Recorded data:
*****
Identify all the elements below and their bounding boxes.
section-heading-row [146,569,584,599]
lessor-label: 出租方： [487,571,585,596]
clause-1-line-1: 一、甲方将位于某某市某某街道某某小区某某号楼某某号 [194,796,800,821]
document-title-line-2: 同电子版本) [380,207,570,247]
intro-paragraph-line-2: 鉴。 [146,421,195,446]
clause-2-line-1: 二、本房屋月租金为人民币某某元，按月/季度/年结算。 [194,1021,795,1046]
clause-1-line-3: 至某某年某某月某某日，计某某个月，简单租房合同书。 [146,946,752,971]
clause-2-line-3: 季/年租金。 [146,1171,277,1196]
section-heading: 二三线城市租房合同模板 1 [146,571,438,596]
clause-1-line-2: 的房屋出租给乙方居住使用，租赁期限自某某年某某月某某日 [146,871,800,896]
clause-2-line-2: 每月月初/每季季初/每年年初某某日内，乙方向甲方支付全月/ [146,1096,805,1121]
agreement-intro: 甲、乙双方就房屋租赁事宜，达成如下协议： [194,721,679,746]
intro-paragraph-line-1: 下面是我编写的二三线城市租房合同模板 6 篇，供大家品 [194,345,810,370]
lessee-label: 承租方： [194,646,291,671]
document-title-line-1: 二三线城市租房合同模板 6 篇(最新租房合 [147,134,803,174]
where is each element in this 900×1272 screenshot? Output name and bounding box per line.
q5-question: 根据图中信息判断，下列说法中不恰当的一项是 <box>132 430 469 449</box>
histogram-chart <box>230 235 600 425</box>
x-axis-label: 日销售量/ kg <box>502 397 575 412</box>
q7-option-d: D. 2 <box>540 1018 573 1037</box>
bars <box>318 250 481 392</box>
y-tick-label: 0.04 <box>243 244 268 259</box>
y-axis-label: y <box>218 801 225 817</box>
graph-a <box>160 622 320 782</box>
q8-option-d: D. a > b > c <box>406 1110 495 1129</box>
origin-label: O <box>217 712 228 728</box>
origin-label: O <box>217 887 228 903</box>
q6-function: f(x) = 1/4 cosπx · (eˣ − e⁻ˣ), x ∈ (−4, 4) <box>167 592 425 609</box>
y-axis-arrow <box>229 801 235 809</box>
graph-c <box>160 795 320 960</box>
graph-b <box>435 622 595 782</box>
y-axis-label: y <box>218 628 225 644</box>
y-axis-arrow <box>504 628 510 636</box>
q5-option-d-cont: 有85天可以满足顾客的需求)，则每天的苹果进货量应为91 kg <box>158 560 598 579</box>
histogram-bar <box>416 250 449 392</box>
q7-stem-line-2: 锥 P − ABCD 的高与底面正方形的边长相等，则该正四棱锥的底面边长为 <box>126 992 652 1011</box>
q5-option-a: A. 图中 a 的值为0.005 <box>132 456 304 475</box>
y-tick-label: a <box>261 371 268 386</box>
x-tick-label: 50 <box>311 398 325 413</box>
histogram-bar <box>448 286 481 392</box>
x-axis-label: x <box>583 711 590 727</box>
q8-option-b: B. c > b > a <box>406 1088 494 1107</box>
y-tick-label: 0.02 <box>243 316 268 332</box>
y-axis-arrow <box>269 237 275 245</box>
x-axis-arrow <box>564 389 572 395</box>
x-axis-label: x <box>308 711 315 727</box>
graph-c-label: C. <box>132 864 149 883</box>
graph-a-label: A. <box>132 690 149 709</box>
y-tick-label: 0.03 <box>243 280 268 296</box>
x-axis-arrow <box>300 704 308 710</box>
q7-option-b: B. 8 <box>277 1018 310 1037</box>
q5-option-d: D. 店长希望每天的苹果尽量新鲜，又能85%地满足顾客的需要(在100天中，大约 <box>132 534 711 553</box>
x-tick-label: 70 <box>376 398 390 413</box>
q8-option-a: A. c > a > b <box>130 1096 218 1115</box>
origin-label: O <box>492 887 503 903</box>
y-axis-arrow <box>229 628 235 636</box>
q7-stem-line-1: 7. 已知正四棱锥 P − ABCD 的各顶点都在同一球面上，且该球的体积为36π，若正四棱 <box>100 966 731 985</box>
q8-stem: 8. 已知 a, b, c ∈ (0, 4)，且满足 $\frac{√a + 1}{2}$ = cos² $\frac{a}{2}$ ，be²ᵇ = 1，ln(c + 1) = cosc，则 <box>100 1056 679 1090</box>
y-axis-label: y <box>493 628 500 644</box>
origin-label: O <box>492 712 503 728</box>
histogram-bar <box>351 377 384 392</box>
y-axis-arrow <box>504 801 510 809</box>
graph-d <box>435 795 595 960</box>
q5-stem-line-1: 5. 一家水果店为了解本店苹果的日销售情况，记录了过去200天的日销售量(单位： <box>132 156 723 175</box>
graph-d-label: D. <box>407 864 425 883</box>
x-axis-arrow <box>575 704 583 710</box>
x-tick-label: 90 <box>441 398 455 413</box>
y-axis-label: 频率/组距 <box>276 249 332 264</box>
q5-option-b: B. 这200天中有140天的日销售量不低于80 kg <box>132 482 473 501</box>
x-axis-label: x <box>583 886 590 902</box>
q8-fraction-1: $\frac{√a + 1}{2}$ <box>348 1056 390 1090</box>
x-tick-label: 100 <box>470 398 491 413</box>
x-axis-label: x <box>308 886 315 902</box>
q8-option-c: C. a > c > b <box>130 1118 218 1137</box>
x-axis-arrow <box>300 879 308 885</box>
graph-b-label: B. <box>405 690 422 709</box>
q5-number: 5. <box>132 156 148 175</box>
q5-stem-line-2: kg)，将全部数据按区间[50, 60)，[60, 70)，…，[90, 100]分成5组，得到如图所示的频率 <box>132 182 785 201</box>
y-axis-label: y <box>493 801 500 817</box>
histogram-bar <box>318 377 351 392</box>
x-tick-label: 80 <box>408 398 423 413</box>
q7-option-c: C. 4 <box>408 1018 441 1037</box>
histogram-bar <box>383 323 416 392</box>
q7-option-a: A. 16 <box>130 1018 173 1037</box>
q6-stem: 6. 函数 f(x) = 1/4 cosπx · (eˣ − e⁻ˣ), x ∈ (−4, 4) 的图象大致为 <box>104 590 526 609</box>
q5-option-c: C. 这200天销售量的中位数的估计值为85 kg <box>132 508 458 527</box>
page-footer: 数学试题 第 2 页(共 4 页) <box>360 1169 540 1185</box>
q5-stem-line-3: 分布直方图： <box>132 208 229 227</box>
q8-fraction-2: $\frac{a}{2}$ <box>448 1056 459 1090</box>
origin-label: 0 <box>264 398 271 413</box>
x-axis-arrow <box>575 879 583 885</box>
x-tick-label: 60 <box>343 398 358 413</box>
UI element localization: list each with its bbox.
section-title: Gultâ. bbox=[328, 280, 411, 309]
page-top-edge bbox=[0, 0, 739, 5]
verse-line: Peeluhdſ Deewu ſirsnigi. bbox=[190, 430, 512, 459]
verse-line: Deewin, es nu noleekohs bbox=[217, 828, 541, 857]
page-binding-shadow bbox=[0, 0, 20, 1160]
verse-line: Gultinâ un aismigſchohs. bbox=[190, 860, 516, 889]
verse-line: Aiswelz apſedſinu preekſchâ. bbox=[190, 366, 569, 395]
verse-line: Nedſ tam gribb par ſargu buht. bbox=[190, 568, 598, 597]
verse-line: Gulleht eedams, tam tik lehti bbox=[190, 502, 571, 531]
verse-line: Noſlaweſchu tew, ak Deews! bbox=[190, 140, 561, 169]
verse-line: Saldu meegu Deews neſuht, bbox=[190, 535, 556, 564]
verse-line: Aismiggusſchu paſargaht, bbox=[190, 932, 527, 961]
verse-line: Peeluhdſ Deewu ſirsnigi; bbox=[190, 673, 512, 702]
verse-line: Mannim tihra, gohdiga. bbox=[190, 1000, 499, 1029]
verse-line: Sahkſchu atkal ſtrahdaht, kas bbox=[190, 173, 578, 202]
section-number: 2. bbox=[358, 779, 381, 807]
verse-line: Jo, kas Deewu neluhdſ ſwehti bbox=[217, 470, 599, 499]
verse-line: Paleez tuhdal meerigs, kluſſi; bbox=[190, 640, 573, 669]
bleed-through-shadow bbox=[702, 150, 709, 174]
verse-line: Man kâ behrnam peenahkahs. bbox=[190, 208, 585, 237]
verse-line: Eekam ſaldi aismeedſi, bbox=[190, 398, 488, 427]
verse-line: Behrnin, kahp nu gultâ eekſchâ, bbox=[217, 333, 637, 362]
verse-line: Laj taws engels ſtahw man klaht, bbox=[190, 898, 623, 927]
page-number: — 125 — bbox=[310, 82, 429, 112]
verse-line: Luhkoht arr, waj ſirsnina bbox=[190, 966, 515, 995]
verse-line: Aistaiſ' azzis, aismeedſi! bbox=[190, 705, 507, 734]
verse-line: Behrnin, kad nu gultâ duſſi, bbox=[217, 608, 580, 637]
*****
### What is asked
Copy out the lines starting at the very beginning of the items and ending at the line that contains "clause-2-line-3: 季/年租金。 [146,1171,277,1196]", with both ends included.

### Exercise solution
Identify all the elements below and their bounding boxes.
section-heading-row [146,569,584,599]
lessor-label: 出租方： [487,571,585,596]
clause-1-line-1: 一、甲方将位于某某市某某街道某某小区某某号楼某某号 [194,796,800,821]
document-title-line-2: 同电子版本) [380,207,570,247]
intro-paragraph-line-2: 鉴。 [146,421,195,446]
clause-2-line-1: 二、本房屋月租金为人民币某某元，按月/季度/年结算。 [194,1021,795,1046]
clause-1-line-3: 至某某年某某月某某日，计某某个月，简单租房合同书。 [146,946,752,971]
clause-2-line-3: 季/年租金。 [146,1171,277,1196]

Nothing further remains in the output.